▸ Set exercise: Identify the lines that contain the string "this", then copy each of them.

======== Data lines ========

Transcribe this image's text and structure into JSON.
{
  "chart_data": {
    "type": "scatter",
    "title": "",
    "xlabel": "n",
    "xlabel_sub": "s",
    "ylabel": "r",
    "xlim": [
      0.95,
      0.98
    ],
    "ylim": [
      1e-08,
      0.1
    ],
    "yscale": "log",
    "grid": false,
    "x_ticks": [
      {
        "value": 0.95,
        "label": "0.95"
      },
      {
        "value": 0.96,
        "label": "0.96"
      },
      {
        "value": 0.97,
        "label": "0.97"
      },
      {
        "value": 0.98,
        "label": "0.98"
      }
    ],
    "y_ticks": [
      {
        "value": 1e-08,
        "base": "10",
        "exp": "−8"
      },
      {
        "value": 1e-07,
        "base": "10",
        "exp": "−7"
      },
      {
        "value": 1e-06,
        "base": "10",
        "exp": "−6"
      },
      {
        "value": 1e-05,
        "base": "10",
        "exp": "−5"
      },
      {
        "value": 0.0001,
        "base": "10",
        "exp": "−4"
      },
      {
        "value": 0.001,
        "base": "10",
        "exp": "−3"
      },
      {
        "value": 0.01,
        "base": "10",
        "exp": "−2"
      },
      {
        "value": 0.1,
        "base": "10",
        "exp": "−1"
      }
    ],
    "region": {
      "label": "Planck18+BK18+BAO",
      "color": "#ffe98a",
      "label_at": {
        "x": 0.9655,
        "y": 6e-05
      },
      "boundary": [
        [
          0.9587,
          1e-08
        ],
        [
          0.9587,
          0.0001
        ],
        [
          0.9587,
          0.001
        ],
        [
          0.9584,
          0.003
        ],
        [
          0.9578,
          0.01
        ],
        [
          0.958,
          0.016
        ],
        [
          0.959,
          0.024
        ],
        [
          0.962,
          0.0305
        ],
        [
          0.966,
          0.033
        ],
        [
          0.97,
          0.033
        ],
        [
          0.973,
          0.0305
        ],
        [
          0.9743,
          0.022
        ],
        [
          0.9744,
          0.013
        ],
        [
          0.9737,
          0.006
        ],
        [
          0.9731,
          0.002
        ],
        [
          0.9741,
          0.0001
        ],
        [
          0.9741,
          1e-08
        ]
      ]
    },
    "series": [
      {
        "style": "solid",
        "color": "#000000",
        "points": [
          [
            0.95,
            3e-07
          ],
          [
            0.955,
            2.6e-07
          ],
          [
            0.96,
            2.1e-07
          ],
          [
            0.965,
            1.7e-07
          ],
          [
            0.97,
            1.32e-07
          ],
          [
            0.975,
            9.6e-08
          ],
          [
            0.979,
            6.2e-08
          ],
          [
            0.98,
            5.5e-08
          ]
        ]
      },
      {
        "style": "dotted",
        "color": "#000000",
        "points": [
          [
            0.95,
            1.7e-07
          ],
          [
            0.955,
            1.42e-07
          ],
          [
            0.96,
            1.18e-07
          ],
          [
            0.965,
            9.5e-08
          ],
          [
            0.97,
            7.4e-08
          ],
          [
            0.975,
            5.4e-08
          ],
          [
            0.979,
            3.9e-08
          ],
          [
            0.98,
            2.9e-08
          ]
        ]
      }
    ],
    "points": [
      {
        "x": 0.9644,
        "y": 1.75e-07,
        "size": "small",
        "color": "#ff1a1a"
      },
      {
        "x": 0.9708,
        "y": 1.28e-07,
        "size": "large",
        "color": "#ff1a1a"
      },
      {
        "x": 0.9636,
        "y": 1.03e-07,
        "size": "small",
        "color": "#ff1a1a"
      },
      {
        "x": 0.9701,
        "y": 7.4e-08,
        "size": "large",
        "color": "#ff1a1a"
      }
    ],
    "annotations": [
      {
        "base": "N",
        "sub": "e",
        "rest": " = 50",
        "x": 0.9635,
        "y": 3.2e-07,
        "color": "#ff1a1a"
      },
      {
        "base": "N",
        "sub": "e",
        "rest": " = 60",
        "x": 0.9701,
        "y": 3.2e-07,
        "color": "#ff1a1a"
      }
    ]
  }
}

========
======== Data lines ========

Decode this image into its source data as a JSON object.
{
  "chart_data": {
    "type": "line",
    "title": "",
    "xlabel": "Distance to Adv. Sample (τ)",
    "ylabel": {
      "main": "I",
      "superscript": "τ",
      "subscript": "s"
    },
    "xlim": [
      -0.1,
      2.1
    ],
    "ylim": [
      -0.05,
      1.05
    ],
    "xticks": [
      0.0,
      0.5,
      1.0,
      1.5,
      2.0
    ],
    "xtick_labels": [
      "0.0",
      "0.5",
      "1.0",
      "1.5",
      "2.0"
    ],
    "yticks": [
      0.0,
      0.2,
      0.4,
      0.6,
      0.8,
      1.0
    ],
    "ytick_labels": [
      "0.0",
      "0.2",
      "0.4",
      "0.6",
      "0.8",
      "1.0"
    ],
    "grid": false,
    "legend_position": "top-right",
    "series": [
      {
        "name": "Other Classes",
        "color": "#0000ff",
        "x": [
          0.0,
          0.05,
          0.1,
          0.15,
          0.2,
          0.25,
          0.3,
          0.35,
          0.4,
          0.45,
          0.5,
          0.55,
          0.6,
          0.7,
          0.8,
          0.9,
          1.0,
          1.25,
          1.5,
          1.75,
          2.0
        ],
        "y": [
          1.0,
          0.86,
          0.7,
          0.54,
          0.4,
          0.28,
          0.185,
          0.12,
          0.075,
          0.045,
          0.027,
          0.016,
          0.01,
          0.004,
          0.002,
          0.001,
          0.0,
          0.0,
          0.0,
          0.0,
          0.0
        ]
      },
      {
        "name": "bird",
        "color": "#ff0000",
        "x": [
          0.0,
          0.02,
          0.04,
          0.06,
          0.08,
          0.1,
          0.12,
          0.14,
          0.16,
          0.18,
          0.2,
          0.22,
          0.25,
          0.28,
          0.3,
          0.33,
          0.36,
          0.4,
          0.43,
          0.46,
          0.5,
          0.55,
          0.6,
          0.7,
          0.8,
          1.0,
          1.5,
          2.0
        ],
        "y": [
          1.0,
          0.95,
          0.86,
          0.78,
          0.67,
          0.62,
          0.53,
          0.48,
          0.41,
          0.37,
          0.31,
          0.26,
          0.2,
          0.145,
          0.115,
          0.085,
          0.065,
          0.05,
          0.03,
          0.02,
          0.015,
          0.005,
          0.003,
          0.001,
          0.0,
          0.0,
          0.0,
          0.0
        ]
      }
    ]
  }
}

========

▸ Task result:
Transcribe this image's text and structure into JSON.
Decode this image into its source data as a JSON object.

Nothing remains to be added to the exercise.